** begin Rows **
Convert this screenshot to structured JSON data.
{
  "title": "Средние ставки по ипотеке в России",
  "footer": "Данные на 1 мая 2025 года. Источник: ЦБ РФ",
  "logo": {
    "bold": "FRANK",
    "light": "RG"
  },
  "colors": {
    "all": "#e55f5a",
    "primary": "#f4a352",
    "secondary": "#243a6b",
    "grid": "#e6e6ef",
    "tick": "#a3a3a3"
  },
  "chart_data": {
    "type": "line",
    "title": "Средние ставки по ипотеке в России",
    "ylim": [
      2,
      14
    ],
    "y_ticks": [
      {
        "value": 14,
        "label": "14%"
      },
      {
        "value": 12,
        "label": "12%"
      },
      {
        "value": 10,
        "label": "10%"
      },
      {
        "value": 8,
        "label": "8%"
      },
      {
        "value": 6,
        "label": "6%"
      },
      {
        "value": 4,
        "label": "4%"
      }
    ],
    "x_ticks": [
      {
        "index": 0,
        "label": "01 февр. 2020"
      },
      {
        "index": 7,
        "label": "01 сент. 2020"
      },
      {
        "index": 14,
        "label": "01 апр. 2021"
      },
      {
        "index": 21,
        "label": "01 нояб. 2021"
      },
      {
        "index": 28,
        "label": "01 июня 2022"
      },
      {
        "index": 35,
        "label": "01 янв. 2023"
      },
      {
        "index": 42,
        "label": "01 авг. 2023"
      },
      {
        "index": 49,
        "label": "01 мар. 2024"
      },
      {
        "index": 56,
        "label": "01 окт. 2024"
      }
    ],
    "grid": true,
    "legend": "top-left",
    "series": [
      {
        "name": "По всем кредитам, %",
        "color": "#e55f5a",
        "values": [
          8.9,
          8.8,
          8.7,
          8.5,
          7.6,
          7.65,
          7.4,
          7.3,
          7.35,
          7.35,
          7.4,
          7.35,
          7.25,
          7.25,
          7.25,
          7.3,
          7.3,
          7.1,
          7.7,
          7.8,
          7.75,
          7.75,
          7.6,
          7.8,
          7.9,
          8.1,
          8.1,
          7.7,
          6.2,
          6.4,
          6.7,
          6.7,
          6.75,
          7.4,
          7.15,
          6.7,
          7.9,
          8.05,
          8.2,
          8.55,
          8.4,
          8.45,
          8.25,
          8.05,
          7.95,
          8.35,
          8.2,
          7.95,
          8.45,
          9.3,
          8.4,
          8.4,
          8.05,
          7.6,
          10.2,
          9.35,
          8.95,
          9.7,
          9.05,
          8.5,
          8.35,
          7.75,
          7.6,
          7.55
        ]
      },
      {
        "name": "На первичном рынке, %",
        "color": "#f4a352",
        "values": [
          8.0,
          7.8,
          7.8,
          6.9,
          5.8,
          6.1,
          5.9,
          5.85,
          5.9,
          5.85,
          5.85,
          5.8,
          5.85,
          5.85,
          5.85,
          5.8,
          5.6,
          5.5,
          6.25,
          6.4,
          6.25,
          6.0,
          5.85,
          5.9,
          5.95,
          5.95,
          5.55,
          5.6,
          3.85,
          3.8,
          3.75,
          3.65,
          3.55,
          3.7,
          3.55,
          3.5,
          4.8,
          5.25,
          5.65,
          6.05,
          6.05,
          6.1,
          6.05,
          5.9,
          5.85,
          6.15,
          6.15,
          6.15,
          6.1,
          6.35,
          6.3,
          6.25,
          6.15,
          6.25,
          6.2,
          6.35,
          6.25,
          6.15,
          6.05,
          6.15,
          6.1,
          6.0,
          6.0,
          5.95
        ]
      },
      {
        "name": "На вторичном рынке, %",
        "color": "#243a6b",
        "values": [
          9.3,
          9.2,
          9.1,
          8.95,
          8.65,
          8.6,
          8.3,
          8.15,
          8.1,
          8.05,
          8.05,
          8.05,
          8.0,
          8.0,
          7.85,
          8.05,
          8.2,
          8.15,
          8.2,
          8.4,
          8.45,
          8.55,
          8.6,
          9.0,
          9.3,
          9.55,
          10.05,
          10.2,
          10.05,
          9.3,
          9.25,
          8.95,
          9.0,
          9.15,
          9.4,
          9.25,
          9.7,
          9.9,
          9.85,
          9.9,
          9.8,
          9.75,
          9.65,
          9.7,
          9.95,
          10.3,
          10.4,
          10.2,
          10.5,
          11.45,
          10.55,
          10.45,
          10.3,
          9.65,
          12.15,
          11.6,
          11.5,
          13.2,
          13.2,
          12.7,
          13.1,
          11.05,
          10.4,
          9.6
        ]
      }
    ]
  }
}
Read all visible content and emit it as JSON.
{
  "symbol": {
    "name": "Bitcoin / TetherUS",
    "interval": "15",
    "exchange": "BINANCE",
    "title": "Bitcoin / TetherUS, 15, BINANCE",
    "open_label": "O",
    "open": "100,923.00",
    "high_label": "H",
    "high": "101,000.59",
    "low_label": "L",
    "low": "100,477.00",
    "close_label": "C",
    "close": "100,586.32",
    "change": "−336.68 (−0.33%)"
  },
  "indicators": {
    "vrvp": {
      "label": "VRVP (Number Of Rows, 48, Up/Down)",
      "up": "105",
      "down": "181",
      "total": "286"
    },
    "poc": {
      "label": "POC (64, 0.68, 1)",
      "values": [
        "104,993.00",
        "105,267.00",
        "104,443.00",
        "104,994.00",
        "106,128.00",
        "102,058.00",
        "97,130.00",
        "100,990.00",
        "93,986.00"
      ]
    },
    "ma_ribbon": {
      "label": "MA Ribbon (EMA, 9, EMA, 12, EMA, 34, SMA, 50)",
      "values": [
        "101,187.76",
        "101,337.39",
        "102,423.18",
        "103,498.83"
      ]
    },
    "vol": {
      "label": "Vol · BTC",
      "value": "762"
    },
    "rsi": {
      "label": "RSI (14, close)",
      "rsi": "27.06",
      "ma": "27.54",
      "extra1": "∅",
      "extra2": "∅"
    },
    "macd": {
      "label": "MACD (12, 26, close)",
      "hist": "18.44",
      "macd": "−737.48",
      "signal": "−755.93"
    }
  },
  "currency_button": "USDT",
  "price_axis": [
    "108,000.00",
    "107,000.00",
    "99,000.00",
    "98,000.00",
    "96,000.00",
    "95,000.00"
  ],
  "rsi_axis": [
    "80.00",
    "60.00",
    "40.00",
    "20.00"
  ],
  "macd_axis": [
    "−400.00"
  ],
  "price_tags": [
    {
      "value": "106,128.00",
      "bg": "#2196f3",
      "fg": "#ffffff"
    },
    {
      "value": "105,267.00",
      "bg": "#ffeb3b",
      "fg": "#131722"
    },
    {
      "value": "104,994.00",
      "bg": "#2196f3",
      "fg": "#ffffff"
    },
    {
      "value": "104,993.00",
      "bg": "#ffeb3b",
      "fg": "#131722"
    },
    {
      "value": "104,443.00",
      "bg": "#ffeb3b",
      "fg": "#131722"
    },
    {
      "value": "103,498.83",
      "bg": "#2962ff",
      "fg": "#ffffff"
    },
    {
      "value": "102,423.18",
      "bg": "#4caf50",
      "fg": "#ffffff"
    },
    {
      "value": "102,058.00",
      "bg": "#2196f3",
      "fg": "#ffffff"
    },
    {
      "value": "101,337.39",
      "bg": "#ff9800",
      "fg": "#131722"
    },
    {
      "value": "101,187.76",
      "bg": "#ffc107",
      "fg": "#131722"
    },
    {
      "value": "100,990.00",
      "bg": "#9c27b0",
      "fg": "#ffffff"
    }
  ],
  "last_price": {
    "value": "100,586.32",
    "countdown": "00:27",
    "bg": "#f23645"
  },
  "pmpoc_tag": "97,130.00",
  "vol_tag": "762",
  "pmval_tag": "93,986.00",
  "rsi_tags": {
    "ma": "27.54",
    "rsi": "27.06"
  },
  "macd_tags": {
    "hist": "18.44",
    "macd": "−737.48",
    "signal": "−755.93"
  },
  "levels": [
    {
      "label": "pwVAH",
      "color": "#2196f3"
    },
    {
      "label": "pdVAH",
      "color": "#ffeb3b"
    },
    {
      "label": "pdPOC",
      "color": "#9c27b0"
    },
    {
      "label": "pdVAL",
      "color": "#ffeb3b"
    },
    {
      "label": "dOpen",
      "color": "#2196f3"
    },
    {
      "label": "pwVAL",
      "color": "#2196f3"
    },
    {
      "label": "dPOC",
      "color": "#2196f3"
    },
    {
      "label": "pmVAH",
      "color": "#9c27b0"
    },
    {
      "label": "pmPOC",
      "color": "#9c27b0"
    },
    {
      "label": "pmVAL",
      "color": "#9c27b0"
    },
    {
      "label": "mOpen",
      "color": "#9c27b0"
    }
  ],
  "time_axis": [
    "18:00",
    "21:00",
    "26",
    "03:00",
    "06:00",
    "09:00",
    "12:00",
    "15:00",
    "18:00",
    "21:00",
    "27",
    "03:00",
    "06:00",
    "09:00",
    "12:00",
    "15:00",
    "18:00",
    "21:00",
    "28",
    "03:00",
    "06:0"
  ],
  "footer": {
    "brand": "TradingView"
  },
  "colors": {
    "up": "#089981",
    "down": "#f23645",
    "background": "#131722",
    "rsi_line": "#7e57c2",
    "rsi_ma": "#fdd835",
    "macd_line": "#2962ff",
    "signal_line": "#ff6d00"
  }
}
** end Rows **
• Given task: Compute how many lines include the string "Bitcoin", then give that number by itself.

• Final result: 2